* _Dataset extract_:
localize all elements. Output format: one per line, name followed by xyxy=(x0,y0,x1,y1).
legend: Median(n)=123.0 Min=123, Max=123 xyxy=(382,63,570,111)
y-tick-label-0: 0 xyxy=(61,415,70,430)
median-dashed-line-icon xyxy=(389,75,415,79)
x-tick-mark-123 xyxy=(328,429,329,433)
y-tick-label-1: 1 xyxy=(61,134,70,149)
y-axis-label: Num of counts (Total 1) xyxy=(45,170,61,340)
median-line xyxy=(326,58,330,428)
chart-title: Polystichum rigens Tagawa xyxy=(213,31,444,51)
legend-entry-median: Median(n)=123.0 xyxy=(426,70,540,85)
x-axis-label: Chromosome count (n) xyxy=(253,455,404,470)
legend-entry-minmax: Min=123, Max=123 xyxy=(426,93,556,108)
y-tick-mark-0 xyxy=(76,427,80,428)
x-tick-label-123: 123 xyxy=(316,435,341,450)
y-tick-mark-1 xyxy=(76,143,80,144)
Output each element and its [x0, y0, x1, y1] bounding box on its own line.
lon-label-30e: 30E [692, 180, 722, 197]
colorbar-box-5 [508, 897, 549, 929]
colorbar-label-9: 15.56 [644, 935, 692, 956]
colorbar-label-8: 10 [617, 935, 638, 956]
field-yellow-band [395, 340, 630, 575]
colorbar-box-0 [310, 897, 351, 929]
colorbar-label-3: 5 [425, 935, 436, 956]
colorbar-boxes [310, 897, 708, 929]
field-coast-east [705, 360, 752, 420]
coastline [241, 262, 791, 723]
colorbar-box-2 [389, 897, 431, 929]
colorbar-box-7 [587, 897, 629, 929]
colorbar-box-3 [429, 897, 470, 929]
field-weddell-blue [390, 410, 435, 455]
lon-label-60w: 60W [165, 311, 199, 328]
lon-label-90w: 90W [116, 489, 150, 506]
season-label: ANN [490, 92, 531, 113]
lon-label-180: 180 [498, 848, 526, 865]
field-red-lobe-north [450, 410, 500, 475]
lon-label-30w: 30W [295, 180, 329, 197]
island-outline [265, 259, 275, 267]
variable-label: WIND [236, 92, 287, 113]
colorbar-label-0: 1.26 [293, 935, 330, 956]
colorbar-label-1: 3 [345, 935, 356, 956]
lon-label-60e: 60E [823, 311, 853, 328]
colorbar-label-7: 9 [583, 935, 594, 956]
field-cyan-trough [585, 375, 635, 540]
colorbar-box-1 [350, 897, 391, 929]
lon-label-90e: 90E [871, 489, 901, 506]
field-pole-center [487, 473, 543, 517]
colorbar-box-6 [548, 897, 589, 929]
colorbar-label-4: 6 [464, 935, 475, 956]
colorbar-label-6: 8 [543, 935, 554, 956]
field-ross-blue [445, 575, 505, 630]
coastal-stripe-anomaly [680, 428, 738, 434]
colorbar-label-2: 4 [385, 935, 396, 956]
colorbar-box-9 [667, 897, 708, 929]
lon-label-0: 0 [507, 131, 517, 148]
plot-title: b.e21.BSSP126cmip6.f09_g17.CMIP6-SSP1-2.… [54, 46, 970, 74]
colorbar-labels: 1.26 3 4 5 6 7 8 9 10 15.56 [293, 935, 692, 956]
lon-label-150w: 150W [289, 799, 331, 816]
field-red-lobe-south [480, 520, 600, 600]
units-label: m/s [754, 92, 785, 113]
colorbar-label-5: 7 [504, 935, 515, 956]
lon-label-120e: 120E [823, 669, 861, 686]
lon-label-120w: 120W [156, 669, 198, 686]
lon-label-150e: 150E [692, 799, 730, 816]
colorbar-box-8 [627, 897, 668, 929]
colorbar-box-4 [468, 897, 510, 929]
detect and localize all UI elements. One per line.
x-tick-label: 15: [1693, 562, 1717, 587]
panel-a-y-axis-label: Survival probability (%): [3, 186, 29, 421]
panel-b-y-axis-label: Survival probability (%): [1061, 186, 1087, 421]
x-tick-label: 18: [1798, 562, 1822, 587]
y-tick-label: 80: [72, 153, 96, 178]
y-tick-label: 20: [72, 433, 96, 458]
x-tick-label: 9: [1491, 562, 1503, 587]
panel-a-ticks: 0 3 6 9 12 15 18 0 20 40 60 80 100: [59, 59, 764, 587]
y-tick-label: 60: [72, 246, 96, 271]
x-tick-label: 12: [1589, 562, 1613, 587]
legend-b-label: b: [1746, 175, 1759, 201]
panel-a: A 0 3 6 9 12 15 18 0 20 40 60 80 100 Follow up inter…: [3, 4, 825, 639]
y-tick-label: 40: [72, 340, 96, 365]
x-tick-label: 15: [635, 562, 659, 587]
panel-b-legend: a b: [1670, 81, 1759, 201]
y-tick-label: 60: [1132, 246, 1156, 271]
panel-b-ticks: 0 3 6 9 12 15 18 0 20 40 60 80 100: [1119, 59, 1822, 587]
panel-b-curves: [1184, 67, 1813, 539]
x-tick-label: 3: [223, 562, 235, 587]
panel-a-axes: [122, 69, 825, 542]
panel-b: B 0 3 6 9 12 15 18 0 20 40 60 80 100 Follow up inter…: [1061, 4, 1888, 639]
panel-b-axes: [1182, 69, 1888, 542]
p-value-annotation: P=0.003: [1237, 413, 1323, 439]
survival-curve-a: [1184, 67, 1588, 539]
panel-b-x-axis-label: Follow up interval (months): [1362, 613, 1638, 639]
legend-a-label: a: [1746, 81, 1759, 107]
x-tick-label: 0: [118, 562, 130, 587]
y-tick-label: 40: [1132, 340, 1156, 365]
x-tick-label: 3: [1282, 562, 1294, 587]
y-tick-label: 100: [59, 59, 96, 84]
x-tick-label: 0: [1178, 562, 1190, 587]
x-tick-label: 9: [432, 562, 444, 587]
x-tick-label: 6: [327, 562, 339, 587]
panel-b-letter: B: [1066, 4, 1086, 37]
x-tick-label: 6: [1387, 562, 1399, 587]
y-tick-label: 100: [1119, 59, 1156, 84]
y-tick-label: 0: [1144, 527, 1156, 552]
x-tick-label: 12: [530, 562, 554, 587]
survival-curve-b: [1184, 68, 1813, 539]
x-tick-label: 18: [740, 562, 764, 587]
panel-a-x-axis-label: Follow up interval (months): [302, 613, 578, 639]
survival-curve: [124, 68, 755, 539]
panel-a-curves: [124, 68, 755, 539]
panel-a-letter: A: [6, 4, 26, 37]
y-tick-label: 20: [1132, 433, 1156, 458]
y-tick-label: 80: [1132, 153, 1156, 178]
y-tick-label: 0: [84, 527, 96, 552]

* _What to produce_: Pull out every line above that contains the string 'ticks', matching case exactly, and list those lines as they appear.

* _Written response_:
panel-a-ticks: 0 3 6 9 12 15 18 0 20 40 60 80 100: [59, 59, 764, 587]
panel-b-ticks: 0 3 6 9 12 15 18 0 20 40 60 80 100: [1119, 59, 1822, 587]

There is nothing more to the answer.